-- START Extracted material --
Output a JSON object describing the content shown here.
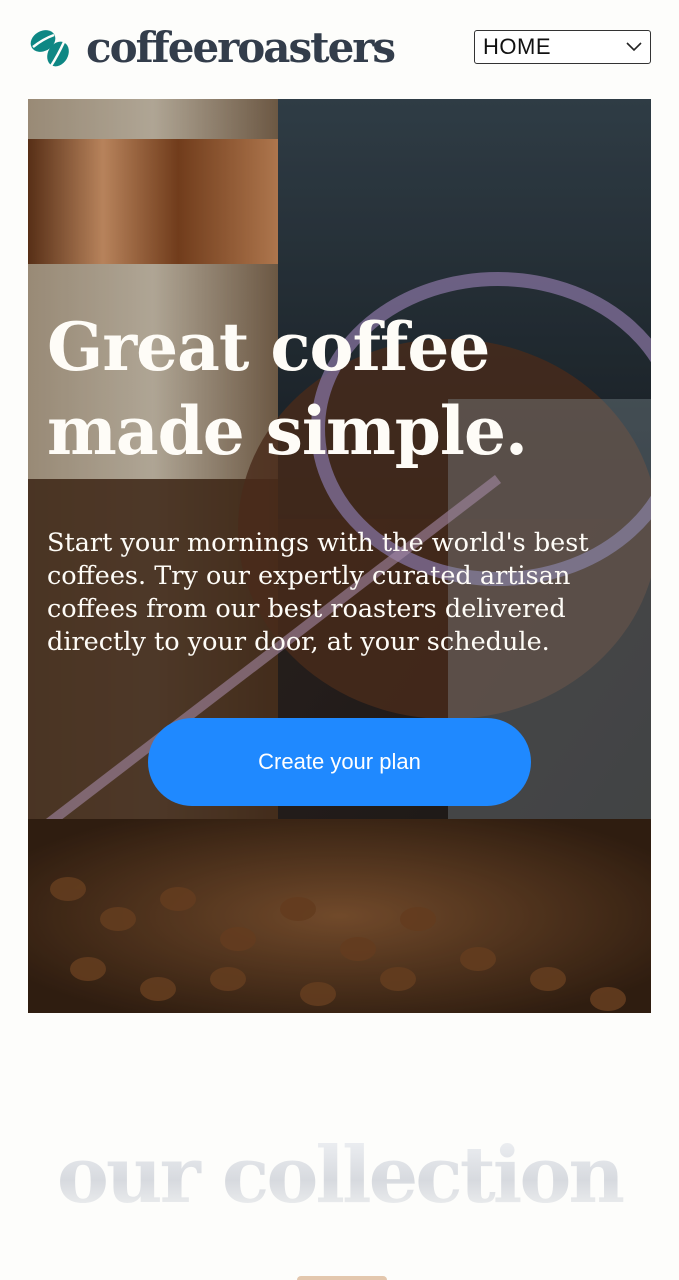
{
  "header": {
    "logo_text": "coffeeroasters",
    "nav_select": {
      "selected": "HOME"
    }
  },
  "hero": {
    "title_line1": "Great coffee",
    "title_line2": "made simple.",
    "description": "Start your mornings with the world's best coffees. Try our expertly curated artisan coffees from our best roasters delivered directly to your door, at your schedule.",
    "cta_label": "Create your plan"
  },
  "collection": {
    "heading": "our collection"
  },
  "colors": {
    "accent": "#1f89ff",
    "logo_teal": "#0e8784",
    "logo_text": "#333d4b",
    "hero_text": "#fefcf7"
  },
  "icons": {
    "logo": "coffee-bean-icon",
    "dropdown": "chevron-down-icon"
  }
}
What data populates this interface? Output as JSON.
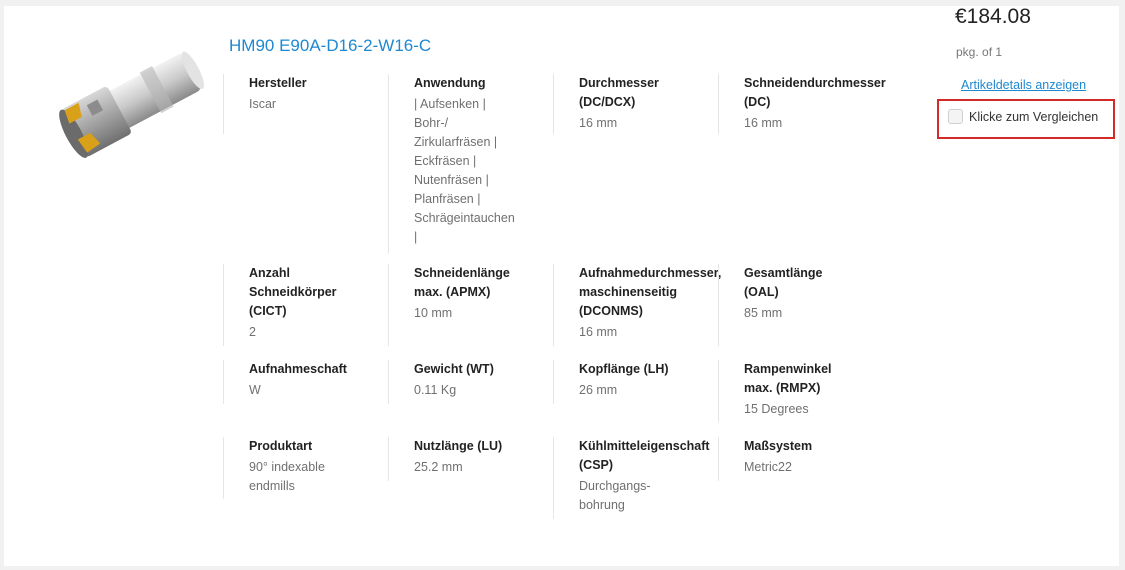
{
  "product": {
    "title": "HM90 E90A-D16-2-W16-C",
    "image_icon": "indexable-endmill-image"
  },
  "pricing": {
    "price": "€184.08",
    "pkg": "pkg. of 1",
    "details_link": "Artikeldetails anzeigen",
    "compare_label": "Klicke zum Vergleichen",
    "compare_checked": false
  },
  "specs": {
    "row1": [
      {
        "label": "Hersteller",
        "value": "Iscar"
      },
      {
        "label": "Anwendung",
        "value": "| Aufsenken |\nBohr-/\nZirkularfräsen |\nEckfräsen |\nNutenfräsen |\nPlanfräsen |\nSchrägeintauchen\n|"
      },
      {
        "label": "Durchmesser\n(DC/DCX)",
        "value": "16 mm"
      },
      {
        "label": "Schneidendurchmesser\n(DC)",
        "value": "16 mm"
      }
    ],
    "row2": [
      {
        "label": "Anzahl\nSchneidkörper\n(CICT)",
        "value": "2"
      },
      {
        "label": "Schneidenlänge\nmax. (APMX)",
        "value": "10 mm"
      },
      {
        "label": "Aufnahmedurchmesser,\nmaschinenseitig\n(DCONMS)",
        "value": "16 mm"
      },
      {
        "label": "Gesamtlänge\n(OAL)",
        "value": "85 mm"
      }
    ],
    "row3": [
      {
        "label": "Aufnahmeschaft",
        "value": "W"
      },
      {
        "label": "Gewicht (WT)",
        "value": "0.11 Kg"
      },
      {
        "label": "Kopflänge (LH)",
        "value": "26 mm"
      },
      {
        "label": "Rampenwinkel\nmax. (RMPX)",
        "value": "15 Degrees"
      }
    ],
    "row4": [
      {
        "label": "Produktart",
        "value": "90° indexable\nendmills"
      },
      {
        "label": "Nutzlänge (LU)",
        "value": "25.2 mm"
      },
      {
        "label": "Kühlmitteleigenschaft\n(CSP)",
        "value": "Durchgangs-\nbohrung"
      },
      {
        "label": "Maßsystem",
        "value": "Metric22"
      }
    ]
  }
}
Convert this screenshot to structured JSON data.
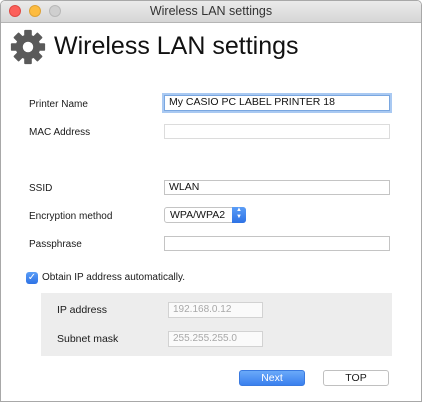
{
  "window": {
    "title": "Wireless LAN settings"
  },
  "header": {
    "title": "Wireless LAN settings",
    "icon": "gear-icon"
  },
  "form": {
    "printer_name": {
      "label": "Printer Name",
      "value": "My CASIO PC LABEL PRINTER 18"
    },
    "mac_address": {
      "label": "MAC Address",
      "value": ""
    },
    "ssid": {
      "label": "SSID",
      "value": "WLAN"
    },
    "encryption": {
      "label": "Encryption method",
      "selected": "WPA/WPA2"
    },
    "passphrase": {
      "label": "Passphrase",
      "value": ""
    },
    "obtain_ip": {
      "label": "Obtain IP address automatically.",
      "checked": true
    },
    "ip_address": {
      "label": "IP address",
      "placeholder": "192.168.0.12"
    },
    "subnet_mask": {
      "label": "Subnet mask",
      "placeholder": "255.255.255.0"
    }
  },
  "buttons": {
    "next": "Next",
    "top": "TOP"
  },
  "colors": {
    "accent": "#3a80ee",
    "close": "#fc605b",
    "minimize": "#fdbc40"
  }
}
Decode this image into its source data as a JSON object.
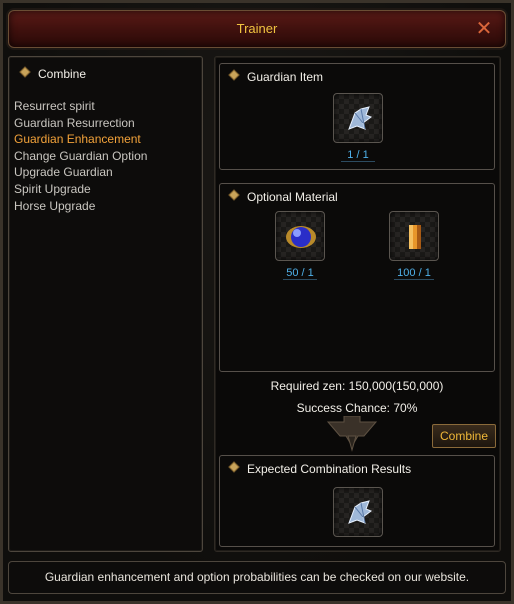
{
  "window": {
    "title": "Trainer"
  },
  "sidebar": {
    "heading": "Combine",
    "items": [
      {
        "label": "Resurrect spirit"
      },
      {
        "label": "Guardian Resurrection"
      },
      {
        "label": "Guardian Enhancement",
        "active": true
      },
      {
        "label": "Change Guardian Option"
      },
      {
        "label": "Upgrade Guardian"
      },
      {
        "label": "Spirit Upgrade"
      },
      {
        "label": "Horse Upgrade"
      }
    ]
  },
  "guardian_item": {
    "heading": "Guardian Item",
    "count": "1 / 1",
    "icon": "guardian-crystal-icon"
  },
  "optional_material": {
    "heading": "Optional Material",
    "items": [
      {
        "count": "50 / 1",
        "icon": "blue-orb-icon"
      },
      {
        "count": "100 / 1",
        "icon": "orange-scroll-icon"
      }
    ]
  },
  "combine": {
    "required_zen": "Required zen: 150,000(150,000)",
    "success_chance": "Success Chance: 70%",
    "button_label": "Combine"
  },
  "expected": {
    "heading": "Expected Combination Results",
    "icon": "guardian-crystal-icon"
  },
  "footer": {
    "text": "Guardian enhancement and option probabilities can be checked on our website."
  },
  "colors": {
    "accent": "#f0c340",
    "active_menu": "#f2a23a",
    "count": "#4fb1ea",
    "title_bar": "#5a1a16"
  }
}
-- END Extracted material --
Task brief >>
Each line with the string "Output" in it needs to be found and copied.

Written response >>
Output a JSON object describing the content shown here.
What data populates this interface? Output as JSON.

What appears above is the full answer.